Every line below that holds the string "index" should be copied out.

### TASK DATA
+--

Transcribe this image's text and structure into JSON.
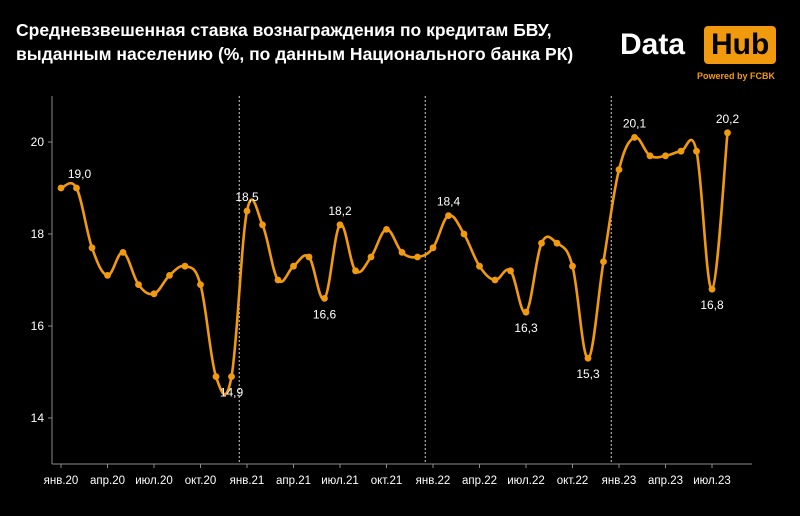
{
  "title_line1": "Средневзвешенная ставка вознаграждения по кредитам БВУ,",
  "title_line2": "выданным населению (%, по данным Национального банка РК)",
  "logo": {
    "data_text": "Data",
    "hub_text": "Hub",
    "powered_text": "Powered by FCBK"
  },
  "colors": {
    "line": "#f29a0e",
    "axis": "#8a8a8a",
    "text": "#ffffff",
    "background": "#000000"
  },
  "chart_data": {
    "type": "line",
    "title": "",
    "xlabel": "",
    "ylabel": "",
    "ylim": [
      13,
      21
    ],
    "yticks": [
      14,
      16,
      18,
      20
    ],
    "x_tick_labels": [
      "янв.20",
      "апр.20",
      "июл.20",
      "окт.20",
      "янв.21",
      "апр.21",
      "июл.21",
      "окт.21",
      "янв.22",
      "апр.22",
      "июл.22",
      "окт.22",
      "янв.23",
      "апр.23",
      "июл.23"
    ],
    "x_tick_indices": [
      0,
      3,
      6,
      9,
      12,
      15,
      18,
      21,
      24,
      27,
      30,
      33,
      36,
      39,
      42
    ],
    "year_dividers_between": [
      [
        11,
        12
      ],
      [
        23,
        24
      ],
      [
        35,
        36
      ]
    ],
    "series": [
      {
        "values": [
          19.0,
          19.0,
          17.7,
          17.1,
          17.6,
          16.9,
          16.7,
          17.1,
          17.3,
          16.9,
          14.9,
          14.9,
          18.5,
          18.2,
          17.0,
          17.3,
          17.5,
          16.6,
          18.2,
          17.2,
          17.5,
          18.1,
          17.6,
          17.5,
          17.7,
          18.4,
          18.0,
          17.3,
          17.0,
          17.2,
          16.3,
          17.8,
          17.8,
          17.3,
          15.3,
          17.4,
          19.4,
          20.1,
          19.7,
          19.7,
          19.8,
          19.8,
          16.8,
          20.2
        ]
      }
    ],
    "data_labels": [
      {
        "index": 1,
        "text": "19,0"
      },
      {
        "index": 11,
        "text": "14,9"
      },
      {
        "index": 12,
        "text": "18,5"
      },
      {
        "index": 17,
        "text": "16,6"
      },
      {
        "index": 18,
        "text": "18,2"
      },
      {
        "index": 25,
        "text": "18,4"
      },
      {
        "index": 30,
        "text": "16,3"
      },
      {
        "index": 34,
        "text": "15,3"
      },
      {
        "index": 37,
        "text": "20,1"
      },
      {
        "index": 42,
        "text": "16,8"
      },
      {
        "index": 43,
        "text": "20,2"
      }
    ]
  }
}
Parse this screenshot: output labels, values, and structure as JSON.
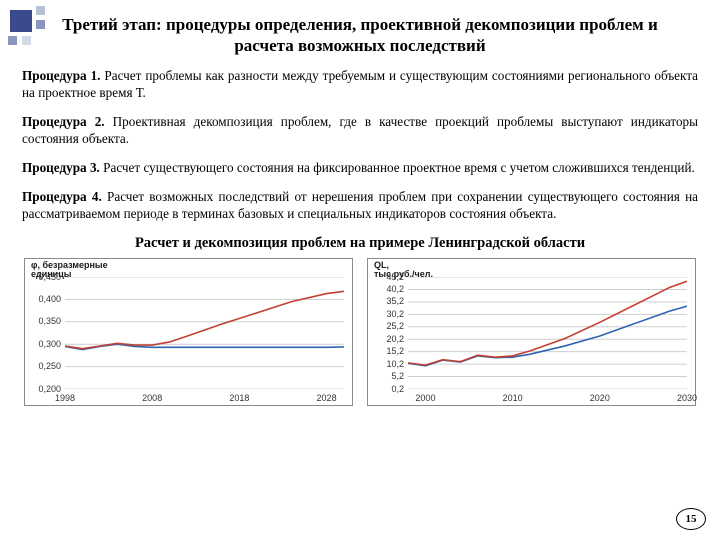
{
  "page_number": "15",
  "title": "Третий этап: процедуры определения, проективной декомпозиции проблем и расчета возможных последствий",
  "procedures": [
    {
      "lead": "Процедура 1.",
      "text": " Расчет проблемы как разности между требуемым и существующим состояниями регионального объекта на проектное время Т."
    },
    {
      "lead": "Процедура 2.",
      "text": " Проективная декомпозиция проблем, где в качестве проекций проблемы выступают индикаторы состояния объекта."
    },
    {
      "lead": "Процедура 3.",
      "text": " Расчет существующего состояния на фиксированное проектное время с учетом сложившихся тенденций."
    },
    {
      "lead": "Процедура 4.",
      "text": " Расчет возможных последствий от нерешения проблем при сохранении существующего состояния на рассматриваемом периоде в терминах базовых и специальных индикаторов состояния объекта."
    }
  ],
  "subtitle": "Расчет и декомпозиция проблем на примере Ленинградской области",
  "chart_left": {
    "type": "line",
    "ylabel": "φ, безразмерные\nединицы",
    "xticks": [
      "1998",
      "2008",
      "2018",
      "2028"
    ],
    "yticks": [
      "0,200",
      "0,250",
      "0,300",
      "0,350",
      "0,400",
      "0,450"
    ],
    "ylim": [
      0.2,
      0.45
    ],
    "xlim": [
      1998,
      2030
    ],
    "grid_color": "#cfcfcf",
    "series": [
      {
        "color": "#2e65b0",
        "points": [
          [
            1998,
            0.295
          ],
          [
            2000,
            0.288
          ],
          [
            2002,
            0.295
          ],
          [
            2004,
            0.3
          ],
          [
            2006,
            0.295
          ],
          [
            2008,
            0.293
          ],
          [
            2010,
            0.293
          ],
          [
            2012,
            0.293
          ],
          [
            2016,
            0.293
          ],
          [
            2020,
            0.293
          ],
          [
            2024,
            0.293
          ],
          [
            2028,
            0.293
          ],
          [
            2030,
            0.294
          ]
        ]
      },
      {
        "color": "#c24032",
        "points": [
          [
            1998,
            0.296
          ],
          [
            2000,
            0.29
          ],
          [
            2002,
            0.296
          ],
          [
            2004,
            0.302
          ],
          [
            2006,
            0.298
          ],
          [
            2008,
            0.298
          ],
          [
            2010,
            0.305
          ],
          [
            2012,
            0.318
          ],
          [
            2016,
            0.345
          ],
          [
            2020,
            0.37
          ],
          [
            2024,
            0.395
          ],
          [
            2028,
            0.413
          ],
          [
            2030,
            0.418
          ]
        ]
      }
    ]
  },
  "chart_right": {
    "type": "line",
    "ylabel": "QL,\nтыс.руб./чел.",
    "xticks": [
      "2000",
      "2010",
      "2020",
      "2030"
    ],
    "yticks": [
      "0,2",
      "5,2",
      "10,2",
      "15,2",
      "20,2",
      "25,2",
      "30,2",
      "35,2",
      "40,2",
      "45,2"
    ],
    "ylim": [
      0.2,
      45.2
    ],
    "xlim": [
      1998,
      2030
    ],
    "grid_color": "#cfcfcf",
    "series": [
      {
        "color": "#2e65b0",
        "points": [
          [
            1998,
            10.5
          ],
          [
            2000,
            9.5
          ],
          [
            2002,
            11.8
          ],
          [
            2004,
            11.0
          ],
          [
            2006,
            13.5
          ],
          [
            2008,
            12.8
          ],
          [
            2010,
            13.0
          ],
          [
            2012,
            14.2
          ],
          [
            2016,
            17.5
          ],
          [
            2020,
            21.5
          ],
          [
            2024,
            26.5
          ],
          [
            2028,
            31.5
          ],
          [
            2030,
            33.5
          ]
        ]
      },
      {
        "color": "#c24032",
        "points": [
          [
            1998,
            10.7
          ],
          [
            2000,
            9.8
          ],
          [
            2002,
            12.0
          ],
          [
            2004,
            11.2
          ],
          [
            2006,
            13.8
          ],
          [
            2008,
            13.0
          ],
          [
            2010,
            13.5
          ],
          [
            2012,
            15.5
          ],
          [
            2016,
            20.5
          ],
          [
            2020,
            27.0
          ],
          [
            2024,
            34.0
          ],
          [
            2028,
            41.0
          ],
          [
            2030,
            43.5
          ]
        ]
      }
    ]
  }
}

+--

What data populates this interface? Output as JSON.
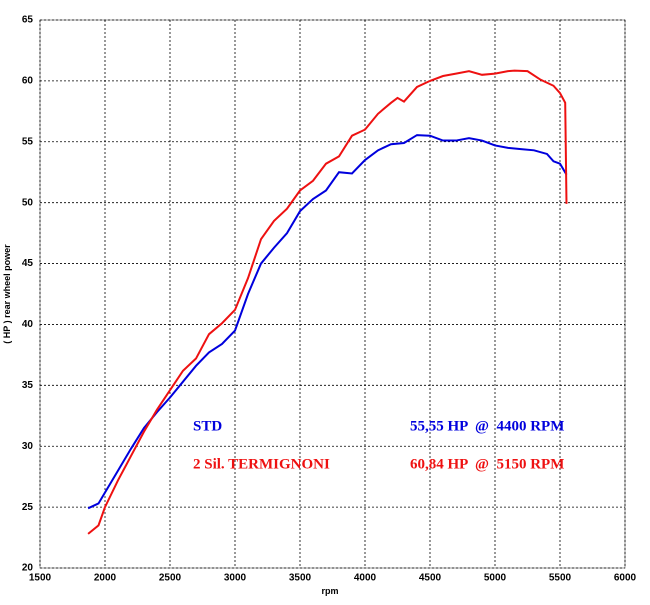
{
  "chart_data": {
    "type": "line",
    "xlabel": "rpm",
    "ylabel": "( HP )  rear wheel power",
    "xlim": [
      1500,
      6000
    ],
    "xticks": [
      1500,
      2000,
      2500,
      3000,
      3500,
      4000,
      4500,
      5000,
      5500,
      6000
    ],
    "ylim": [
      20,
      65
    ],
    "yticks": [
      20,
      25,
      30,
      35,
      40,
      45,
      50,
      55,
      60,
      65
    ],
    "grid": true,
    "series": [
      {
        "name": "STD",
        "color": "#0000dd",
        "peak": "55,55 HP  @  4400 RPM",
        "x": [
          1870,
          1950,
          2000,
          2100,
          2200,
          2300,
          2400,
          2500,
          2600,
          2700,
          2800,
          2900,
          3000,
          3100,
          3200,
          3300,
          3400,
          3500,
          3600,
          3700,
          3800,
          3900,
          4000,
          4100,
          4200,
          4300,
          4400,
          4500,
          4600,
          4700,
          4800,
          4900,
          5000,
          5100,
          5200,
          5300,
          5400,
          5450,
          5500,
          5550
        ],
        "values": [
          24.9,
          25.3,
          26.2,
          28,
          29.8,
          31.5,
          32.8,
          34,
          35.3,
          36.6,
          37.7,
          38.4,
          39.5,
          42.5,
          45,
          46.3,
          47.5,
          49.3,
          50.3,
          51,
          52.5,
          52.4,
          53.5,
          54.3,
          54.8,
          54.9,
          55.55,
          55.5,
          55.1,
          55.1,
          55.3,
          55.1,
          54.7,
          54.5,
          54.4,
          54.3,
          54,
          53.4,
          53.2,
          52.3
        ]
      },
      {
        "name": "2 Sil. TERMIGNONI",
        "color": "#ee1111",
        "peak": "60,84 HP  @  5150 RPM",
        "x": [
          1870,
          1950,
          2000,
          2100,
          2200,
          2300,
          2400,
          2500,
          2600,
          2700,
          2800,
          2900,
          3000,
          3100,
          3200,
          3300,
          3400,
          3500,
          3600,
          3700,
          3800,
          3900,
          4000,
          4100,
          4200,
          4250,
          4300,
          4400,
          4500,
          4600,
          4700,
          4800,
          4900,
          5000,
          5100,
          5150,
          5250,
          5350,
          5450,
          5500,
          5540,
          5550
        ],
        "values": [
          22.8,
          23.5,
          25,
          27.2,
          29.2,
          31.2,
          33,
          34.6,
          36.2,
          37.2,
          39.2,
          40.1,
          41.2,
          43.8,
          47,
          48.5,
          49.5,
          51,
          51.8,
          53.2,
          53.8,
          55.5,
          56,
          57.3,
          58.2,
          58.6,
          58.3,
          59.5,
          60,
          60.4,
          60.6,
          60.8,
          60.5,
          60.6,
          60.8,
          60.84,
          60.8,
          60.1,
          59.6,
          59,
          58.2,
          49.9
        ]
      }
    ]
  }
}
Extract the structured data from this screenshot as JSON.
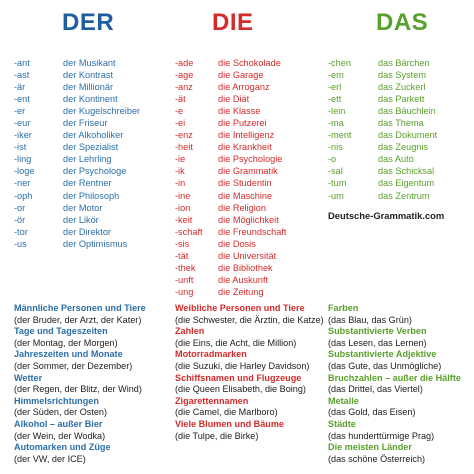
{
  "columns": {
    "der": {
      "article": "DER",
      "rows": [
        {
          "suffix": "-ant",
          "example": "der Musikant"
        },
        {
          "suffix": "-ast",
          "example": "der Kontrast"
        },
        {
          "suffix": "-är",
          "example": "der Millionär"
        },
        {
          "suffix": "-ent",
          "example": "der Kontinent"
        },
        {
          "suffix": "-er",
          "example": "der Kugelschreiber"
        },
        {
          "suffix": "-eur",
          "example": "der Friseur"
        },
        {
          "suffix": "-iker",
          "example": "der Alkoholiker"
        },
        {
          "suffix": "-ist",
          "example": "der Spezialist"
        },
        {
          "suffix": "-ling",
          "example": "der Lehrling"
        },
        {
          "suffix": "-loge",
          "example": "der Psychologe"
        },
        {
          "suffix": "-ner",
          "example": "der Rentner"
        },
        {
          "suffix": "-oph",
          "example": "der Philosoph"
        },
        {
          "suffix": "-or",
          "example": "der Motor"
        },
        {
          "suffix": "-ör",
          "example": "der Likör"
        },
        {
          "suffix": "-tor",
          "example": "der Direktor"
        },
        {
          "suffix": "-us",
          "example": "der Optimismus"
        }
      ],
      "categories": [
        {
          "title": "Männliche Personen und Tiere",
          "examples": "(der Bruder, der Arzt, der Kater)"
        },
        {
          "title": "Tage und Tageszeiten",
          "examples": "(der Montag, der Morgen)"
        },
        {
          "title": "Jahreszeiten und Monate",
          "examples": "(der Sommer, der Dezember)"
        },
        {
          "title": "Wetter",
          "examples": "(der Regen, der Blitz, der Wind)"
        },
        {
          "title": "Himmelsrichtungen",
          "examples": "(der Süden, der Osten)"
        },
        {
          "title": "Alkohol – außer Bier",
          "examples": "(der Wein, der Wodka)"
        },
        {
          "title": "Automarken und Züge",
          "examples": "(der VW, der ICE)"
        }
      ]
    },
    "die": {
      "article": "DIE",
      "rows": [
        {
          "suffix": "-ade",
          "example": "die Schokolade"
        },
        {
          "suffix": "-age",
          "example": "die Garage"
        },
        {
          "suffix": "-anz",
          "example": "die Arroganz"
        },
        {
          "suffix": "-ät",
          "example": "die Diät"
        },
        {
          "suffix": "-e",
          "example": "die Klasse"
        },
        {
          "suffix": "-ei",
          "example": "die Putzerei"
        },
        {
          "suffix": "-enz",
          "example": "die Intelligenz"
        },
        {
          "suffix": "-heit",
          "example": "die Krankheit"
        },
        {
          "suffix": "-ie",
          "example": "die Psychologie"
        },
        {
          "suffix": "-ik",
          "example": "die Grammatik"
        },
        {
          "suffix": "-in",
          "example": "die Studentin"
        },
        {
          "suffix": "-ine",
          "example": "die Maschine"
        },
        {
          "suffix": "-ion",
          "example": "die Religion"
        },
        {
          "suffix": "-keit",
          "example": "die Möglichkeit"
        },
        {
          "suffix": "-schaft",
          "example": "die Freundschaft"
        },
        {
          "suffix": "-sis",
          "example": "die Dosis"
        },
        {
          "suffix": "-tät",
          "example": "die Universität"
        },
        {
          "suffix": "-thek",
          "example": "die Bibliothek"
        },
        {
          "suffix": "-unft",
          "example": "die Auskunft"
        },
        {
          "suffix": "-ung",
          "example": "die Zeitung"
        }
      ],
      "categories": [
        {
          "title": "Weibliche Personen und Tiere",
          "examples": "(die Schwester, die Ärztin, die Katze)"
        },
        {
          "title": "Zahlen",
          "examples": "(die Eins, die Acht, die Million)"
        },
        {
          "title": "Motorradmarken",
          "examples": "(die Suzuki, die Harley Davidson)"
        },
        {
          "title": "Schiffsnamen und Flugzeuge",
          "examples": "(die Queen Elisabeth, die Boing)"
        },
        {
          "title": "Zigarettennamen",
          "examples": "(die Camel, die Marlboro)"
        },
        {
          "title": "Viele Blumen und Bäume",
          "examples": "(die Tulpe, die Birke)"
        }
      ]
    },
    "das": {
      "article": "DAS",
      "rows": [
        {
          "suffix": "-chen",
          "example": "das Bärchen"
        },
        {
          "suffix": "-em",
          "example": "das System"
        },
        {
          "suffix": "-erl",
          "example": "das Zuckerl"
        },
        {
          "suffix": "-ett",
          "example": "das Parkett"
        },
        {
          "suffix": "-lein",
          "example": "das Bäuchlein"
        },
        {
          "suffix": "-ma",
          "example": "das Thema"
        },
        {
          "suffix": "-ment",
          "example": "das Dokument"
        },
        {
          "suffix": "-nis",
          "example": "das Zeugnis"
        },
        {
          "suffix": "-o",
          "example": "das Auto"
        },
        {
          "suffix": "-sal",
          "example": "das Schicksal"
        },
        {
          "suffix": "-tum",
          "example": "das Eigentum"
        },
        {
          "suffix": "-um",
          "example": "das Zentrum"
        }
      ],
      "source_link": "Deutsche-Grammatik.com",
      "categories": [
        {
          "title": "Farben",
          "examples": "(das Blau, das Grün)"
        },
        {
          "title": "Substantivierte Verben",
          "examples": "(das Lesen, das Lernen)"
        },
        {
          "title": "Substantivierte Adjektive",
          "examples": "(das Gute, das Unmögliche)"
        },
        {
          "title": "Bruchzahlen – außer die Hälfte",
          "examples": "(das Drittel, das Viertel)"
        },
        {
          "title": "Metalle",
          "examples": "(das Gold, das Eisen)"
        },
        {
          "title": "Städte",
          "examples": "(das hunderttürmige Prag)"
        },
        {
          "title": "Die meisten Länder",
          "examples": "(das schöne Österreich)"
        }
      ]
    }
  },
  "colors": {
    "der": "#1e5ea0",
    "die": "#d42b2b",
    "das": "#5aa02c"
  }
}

+--

### SOLUTION FOR THIS PROBLEM
        "index": 1,
        "index": 11,
        "index": 12,
        "index": 17,
        "index": 18,
        "index": 25,
        "index": 30,
        "index": 34,
        "index": 37,
        "index": 42,
        "index": 43,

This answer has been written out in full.